**WORK INSTRUCTIONS:** Copy each line of the data below with the word "name".

begin DATASET RECORDS

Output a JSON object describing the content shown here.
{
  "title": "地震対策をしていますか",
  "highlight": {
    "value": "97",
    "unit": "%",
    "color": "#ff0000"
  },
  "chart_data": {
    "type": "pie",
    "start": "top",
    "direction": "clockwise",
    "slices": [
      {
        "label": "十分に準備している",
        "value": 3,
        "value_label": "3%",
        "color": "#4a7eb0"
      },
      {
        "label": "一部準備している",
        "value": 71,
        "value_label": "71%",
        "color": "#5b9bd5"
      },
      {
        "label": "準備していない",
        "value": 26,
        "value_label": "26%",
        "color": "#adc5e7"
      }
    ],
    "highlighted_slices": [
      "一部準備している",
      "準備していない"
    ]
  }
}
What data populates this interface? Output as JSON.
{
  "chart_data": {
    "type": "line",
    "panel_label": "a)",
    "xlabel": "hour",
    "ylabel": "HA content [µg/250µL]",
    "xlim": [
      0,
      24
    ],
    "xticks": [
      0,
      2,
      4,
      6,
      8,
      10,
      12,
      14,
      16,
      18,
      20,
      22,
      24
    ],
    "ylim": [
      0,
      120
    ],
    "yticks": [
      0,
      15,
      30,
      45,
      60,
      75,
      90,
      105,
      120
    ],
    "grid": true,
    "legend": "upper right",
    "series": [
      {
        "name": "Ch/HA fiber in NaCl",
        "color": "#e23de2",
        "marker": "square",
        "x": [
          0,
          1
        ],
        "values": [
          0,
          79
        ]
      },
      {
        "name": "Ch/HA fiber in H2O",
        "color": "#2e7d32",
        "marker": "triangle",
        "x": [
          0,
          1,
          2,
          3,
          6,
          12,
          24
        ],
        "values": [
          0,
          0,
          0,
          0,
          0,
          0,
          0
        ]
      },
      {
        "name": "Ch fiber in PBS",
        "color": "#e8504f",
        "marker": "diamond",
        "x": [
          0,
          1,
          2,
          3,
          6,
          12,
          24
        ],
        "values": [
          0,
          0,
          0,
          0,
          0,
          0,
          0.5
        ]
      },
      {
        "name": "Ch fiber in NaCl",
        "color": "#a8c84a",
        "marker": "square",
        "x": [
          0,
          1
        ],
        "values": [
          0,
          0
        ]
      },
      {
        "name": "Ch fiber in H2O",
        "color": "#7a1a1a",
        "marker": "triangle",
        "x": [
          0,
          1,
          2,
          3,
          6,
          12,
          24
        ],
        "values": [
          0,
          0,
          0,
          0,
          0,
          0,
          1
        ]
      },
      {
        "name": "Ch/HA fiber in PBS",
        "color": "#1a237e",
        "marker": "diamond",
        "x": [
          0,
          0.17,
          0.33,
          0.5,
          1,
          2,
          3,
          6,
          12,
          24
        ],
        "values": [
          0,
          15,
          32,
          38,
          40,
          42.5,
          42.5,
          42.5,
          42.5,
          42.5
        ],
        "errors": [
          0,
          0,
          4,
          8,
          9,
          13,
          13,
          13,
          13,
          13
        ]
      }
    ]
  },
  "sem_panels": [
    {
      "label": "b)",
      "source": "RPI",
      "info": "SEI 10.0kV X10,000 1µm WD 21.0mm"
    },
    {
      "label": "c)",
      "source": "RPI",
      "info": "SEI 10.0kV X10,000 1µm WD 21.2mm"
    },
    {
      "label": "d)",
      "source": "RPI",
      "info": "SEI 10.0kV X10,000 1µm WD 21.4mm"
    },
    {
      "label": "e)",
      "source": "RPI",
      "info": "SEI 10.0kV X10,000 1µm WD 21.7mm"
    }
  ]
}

end DATASET RECORDS

**PROBLEM SOLUTION:**
        "name": "Ch/HA fiber in NaCl",
        "name": "Ch/HA fiber in H2O",
        "name": "Ch fiber in PBS",
        "name": "Ch fiber in NaCl",
        "name": "Ch fiber in H2O",
        "name": "Ch/HA fiber in PBS",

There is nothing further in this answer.